Excerpt to read:
══════════
NO WRITER ATTRIBUTED

TWENTY-FIVE welfare mothers and 15 sympathetic students--including nine from Harvard and Radcliffe--will be tried today in Boston Municipal Court on charges of trespassing and conspiracy arising out of last week's sit-in at the State House. If convicted, each defendant could be sentenced to one year in prison.

The trial comes two days after the remarkable report of the Cohen committee, which revealed the state's welfare system to be in far worse shape than even the protesting mothers had claimed. No sooner had the report been released when Governor Volpe, during a visit to Boston, tried to defend himself by laying the blame for Massachusetts' welfare mess on "a nationwide conspiracy to disrupt the public welfare system and to force us to bend to whatever they have in mind."

Such demagogic nonsense, like the unusually serious charges brought against the welfare protesters, seems designed to obscure the facts of the welfare situation by transferring the blame from the Volpe administration to a group of welfare recipients and students. Lost in the shuffle is the fact that the welfare mothers are suffering more than anyone from the massive irregularities in welfare administration. In the specific case of the State House sit-in, the protesting mothers were informed by state officials that their demands for winter clothing for their children would have to wait until the state could reorganize the Medicaid program--in which shocking profiteering by dentists and others was uncovered by the Cohen committee.

The message of the Cohen report is that Massachusetts' welfare money is not reaching the people who need it. By helping to dramatize that fact, the welfare mothers and their supporters were trying to do something which needed to be done. They are not criminals or conspirators as Governor Volpe would like us to believe. A charge of conspiracy for such a protest as this one is absurd and unjust.
══════════
Questions to answer:
A - According to the welfare protest editorial, in which court will the mothers and students be tried?
B - Retype the welfare protest editorial from "The message of" to "absurd and unjust." without changing anything.
The records aren't needed for this work.
══════════
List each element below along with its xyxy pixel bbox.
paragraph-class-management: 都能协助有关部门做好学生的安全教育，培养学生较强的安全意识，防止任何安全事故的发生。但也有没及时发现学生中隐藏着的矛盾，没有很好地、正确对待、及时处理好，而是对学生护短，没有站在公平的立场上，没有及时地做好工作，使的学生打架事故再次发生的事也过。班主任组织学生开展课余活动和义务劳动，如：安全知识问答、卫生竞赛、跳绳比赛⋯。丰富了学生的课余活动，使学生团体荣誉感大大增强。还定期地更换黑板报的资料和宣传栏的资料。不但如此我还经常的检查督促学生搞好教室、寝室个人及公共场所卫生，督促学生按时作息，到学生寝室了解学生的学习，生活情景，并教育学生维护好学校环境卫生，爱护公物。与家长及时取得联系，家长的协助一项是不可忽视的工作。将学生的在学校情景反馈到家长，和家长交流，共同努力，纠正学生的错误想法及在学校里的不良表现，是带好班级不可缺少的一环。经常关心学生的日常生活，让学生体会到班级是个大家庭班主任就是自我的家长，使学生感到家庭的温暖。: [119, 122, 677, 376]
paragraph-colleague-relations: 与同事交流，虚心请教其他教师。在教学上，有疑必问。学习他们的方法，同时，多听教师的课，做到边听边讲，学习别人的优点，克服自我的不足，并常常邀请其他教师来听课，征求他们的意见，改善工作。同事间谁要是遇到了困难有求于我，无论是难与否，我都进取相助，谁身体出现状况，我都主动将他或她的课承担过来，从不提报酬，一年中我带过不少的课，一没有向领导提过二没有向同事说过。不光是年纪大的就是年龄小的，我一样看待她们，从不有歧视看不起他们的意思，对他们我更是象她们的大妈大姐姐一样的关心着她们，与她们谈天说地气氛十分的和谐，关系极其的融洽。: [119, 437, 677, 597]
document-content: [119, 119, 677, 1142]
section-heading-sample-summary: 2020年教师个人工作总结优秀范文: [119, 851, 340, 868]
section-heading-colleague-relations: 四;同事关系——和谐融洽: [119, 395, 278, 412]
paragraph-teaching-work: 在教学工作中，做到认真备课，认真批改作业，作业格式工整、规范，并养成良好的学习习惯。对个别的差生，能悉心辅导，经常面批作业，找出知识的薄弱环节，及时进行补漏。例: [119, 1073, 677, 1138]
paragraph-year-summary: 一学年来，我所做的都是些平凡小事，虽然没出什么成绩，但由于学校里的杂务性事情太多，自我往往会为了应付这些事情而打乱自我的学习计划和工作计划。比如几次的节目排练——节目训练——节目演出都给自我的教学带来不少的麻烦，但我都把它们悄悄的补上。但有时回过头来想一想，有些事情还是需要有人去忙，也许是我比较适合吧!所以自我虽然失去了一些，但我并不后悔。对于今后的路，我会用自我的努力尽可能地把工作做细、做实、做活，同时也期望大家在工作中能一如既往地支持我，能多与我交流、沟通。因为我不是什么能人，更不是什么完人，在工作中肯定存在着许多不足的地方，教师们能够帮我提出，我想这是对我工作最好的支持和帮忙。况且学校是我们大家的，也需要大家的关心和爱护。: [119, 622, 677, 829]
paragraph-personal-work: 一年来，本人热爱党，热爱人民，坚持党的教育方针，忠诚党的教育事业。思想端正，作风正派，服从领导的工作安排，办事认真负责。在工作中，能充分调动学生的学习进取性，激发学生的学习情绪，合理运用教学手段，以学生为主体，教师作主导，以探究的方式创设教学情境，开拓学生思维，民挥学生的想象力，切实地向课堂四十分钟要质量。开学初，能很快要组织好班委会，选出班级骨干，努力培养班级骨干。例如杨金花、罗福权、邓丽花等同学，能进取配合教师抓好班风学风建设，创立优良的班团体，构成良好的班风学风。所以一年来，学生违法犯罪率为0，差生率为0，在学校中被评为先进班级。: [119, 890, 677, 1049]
══════════
Responses in order:
A - Boston Municipal Court

B -
The message of the Cohen report is that Massachusetts' welfare money is not reaching the people who need it. By helping to dramatize that fact, the welfare mothers and their supporters were trying to do something which needed to be done. They are not criminals or conspirators as Governor Volpe would like us to believe. A charge of conspiracy for such a protest as this one is absurd and unjust.